━━━━━ Material for the task

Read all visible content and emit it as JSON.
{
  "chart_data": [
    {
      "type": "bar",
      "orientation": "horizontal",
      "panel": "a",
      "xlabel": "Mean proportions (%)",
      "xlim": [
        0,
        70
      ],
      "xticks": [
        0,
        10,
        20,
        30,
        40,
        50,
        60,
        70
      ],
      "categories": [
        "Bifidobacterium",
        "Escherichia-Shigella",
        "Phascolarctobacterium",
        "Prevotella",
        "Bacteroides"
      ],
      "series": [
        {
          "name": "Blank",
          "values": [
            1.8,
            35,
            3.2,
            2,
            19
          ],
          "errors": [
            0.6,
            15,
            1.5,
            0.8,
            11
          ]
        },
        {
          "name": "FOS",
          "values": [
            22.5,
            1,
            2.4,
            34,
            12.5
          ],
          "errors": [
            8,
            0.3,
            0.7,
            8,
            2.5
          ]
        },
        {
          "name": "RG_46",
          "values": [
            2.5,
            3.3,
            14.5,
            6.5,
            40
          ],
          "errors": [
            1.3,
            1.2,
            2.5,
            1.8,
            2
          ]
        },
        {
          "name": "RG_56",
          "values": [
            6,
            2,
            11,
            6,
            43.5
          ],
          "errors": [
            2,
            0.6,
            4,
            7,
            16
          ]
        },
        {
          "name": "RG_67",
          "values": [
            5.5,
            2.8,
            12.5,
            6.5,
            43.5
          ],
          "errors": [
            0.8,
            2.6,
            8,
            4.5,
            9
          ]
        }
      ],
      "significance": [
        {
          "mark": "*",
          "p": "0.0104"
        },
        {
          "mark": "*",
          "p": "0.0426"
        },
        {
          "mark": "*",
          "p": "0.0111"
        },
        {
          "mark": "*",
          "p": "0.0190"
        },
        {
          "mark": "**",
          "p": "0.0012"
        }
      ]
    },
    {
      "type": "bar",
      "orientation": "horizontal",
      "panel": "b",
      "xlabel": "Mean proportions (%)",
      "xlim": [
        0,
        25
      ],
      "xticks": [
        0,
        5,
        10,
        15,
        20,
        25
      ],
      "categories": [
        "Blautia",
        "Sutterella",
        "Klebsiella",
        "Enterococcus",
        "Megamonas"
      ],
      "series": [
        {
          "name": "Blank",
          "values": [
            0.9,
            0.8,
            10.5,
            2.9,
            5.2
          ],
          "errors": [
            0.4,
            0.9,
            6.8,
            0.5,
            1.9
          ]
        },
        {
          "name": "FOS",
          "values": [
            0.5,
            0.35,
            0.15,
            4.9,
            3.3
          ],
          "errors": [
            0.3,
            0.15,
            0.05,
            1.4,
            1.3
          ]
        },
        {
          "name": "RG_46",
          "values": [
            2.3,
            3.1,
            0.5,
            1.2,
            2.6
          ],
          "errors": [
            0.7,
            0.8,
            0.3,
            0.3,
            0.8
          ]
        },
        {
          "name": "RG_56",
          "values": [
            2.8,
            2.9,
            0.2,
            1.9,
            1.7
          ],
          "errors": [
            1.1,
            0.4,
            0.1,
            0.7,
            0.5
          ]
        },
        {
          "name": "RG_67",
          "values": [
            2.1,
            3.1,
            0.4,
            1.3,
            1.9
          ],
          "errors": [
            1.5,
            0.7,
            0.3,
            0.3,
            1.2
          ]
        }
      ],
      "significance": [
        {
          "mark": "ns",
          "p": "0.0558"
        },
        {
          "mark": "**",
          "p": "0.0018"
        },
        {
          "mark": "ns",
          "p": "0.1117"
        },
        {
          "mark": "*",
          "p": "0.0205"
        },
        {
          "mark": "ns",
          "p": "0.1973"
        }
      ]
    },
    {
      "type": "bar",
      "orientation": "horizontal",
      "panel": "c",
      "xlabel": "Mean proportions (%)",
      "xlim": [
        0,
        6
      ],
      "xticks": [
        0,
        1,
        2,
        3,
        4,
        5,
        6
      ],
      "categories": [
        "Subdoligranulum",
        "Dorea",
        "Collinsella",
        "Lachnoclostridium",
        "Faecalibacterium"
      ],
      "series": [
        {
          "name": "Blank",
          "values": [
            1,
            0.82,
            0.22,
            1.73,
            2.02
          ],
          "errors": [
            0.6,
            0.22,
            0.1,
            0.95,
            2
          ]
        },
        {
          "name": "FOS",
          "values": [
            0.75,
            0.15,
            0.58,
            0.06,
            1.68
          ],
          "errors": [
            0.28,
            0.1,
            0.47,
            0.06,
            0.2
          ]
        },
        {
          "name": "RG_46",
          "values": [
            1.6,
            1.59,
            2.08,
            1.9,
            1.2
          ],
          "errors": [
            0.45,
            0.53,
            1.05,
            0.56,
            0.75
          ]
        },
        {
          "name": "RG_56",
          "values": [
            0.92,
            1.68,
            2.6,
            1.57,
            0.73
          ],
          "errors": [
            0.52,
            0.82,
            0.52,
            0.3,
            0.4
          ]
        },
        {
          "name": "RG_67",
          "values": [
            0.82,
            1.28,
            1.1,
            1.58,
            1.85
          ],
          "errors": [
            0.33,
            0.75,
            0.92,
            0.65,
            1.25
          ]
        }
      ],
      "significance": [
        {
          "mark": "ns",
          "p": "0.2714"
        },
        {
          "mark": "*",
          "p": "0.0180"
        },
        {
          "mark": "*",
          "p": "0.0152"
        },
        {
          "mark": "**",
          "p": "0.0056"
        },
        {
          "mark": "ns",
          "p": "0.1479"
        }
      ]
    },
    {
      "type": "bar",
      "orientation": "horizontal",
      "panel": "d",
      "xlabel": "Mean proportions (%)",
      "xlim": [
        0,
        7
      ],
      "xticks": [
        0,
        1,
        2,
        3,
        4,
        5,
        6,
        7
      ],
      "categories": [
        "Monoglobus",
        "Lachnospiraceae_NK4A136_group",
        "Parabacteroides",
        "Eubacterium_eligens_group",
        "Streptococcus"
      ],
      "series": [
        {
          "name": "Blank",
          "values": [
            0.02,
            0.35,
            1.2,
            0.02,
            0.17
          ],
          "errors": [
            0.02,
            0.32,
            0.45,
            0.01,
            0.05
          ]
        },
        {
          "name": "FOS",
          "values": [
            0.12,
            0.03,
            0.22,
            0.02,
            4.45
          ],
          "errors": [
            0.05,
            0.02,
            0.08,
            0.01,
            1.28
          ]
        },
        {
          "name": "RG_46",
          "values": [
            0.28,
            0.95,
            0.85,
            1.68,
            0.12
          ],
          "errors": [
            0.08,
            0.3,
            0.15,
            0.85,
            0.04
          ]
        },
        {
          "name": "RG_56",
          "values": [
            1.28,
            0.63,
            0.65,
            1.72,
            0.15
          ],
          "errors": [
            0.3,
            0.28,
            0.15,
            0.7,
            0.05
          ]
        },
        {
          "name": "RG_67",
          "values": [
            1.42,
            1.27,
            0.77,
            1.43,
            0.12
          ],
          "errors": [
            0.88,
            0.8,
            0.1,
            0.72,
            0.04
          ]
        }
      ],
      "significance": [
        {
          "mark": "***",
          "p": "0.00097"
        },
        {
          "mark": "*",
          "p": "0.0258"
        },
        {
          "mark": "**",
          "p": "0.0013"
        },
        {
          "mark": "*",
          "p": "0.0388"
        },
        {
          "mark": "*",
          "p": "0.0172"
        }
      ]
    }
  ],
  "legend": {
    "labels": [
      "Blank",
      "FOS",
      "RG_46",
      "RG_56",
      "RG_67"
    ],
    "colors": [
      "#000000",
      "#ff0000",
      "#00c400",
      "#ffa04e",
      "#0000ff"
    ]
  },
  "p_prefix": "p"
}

━━━━━━━━━━

§ **What to work on**
With no line skipped, copy the entries exactly as written.

§ **Task solution**
Read all visible content and emit it as JSON.
{
  "chart_data": [
    {
      "type": "bar",
      "orientation": "horizontal",
      "panel": "a",
      "xlabel": "Mean proportions (%)",
      "xlim": [
        0,
        70
      ],
      "xticks": [
        0,
        10,
        20,
        30,
        40,
        50,
        60,
        70
      ],
      "categories": [
        "Bifidobacterium",
        "Escherichia-Shigella",
        "Phascolarctobacterium",
        "Prevotella",
        "Bacteroides"
      ],
      "series": [
        {
          "name": "Blank",
          "values": [
            1.8,
            35,
            3.2,
            2,
            19
          ],
          "errors": [
            0.6,
            15,
            1.5,
            0.8,
            11
          ]
        },
        {
          "name": "FOS",
          "values": [
            22.5,
            1,
            2.4,
            34,
            12.5
          ],
          "errors": [
            8,
            0.3,
            0.7,
            8,
            2.5
          ]
        },
        {
          "name": "RG_46",
          "values": [
            2.5,
            3.3,
            14.5,
            6.5,
            40
          ],
          "errors": [
            1.3,
            1.2,
            2.5,
            1.8,
            2
          ]
        },
        {
          "name": "RG_56",
          "values": [
            6,
            2,
            11,
            6,
            43.5
          ],
          "errors": [
            2,
            0.6,
            4,
            7,
            16
          ]
        },
        {
          "name": "RG_67",
          "values": [
            5.5,
            2.8,
            12.5,
            6.5,
            43.5
          ],
          "errors": [
            0.8,
            2.6,
            8,
            4.5,
            9
          ]
        }
      ],
      "significance": [
        {
          "mark": "*",
          "p": "0.0104"
        },
        {
          "mark": "*",
          "p": "0.0426"
        },
        {
          "mark": "*",
          "p": "0.0111"
        },
        {
          "mark": "*",
          "p": "0.0190"
        },
        {
          "mark": "**",
          "p": "0.0012"
        }
      ]
    },
    {
      "type": "bar",
      "orientation": "horizontal",
      "panel": "b",
      "xlabel": "Mean proportions (%)",
      "xlim": [
        0,
        25
      ],
      "xticks": [
        0,
        5,
        10,
        15,
        20,
        25
      ],
      "categories": [
        "Blautia",
        "Sutterella",
        "Klebsiella",
        "Enterococcus",
        "Megamonas"
      ],
      "series": [
        {
          "name": "Blank",
          "values": [
            0.9,
            0.8,
            10.5,
            2.9,
            5.2
          ],
          "errors": [
            0.4,
            0.9,
            6.8,
            0.5,
            1.9
          ]
        },
        {
          "name": "FOS",
          "values": [
            0.5,
            0.35,
            0.15,
            4.9,
            3.3
          ],
          "errors": [
            0.3,
            0.15,
            0.05,
            1.4,
            1.3
          ]
        },
        {
          "name": "RG_46",
          "values": [
            2.3,
            3.1,
            0.5,
            1.2,
            2.6
          ],
          "errors": [
            0.7,
            0.8,
            0.3,
            0.3,
            0.8
          ]
        },
        {
          "name": "RG_56",
          "values": [
            2.8,
            2.9,
            0.2,
            1.9,
            1.7
          ],
          "errors": [
            1.1,
            0.4,
            0.1,
            0.7,
            0.5
          ]
        },
        {
          "name": "RG_67",
          "values": [
            2.1,
            3.1,
            0.4,
            1.3,
            1.9
          ],
          "errors": [
            1.5,
            0.7,
            0.3,
            0.3,
            1.2
          ]
        }
      ],
      "significance": [
        {
          "mark": "ns",
          "p": "0.0558"
        },
        {
          "mark": "**",
          "p": "0.0018"
        },
        {
          "mark": "ns",
          "p": "0.1117"
        },
        {
          "mark": "*",
          "p": "0.0205"
        },
        {
          "mark": "ns",
          "p": "0.1973"
        }
      ]
    },
    {
      "type": "bar",
      "orientation": "horizontal",
      "panel": "c",
      "xlabel": "Mean proportions (%)",
      "xlim": [
        0,
        6
      ],
      "xticks": [
        0,
        1,
        2,
        3,
        4,
        5,
        6
      ],
      "categories": [
        "Subdoligranulum",
        "Dorea",
        "Collinsella",
        "Lachnoclostridium",
        "Faecalibacterium"
      ],
      "series": [
        {
          "name": "Blank",
          "values": [
            1,
            0.82,
            0.22,
            1.73,
            2.02
          ],
          "errors": [
            0.6,
            0.22,
            0.1,
            0.95,
            2
          ]
        },
        {
          "name": "FOS",
          "values": [
            0.75,
            0.15,
            0.58,
            0.06,
            1.68
          ],
          "errors": [
            0.28,
            0.1,
            0.47,
            0.06,
            0.2
          ]
        },
        {
          "name": "RG_46",
          "values": [
            1.6,
            1.59,
            2.08,
            1.9,
            1.2
          ],
          "errors": [
            0.45,
            0.53,
            1.05,
            0.56,
            0.75
          ]
        },
        {
          "name": "RG_56",
          "values": [
            0.92,
            1.68,
            2.6,
            1.57,
            0.73
          ],
          "errors": [
            0.52,
            0.82,
            0.52,
            0.3,
            0.4
          ]
        },
        {
          "name": "RG_67",
          "values": [
            0.82,
            1.28,
            1.1,
            1.58,
            1.85
          ],
          "errors": [
            0.33,
            0.75,
            0.92,
            0.65,
            1.25
          ]
        }
      ],
      "significance": [
        {
          "mark": "ns",
          "p": "0.2714"
        },
        {
          "mark": "*",
          "p": "0.0180"
        },
        {
          "mark": "*",
          "p": "0.0152"
        },
        {
          "mark": "**",
          "p": "0.0056"
        },
        {
          "mark": "ns",
          "p": "0.1479"
        }
      ]
    },
    {
      "type": "bar",
      "orientation": "horizontal",
      "panel": "d",
      "xlabel": "Mean proportions (%)",
      "xlim": [
        0,
        7
      ],
      "xticks": [
        0,
        1,
        2,
        3,
        4,
        5,
        6,
        7
      ],
      "categories": [
        "Monoglobus",
        "Lachnospiraceae_NK4A136_group",
        "Parabacteroides",
        "Eubacterium_eligens_group",
        "Streptococcus"
      ],
      "series": [
        {
          "name": "Blank",
          "values": [
            0.02,
            0.35,
            1.2,
            0.02,
            0.17
          ],
          "errors": [
            0.02,
            0.32,
            0.45,
            0.01,
            0.05
          ]
        },
        {
          "name": "FOS",
          "values": [
            0.12,
            0.03,
            0.22,
            0.02,
            4.45
          ],
          "errors": [
            0.05,
            0.02,
            0.08,
            0.01,
            1.28
          ]
        },
        {
          "name": "RG_46",
          "values": [
            0.28,
            0.95,
            0.85,
            1.68,
            0.12
          ],
          "errors": [
            0.08,
            0.3,
            0.15,
            0.85,
            0.04
          ]
        },
        {
          "name": "RG_56",
          "values": [
            1.28,
            0.63,
            0.65,
            1.72,
            0.15
          ],
          "errors": [
            0.3,
            0.28,
            0.15,
            0.7,
            0.05
          ]
        },
        {
          "name": "RG_67",
          "values": [
            1.42,
            1.27,
            0.77,
            1.43,
            0.12
          ],
          "errors": [
            0.88,
            0.8,
            0.1,
            0.72,
            0.04
          ]
        }
      ],
      "significance": [
        {
          "mark": "***",
          "p": "0.00097"
        },
        {
          "mark": "*",
          "p": "0.0258"
        },
        {
          "mark": "**",
          "p": "0.0013"
        },
        {
          "mark": "*",
          "p": "0.0388"
        },
        {
          "mark": "*",
          "p": "0.0172"
        }
      ]
    }
  ],
  "legend": {
    "labels": [
      "Blank",
      "FOS",
      "RG_46",
      "RG_56",
      "RG_67"
    ],
    "colors": [
      "#000000",
      "#ff0000",
      "#00c400",
      "#ffa04e",
      "#0000ff"
    ]
  },
  "p_prefix": "p"
}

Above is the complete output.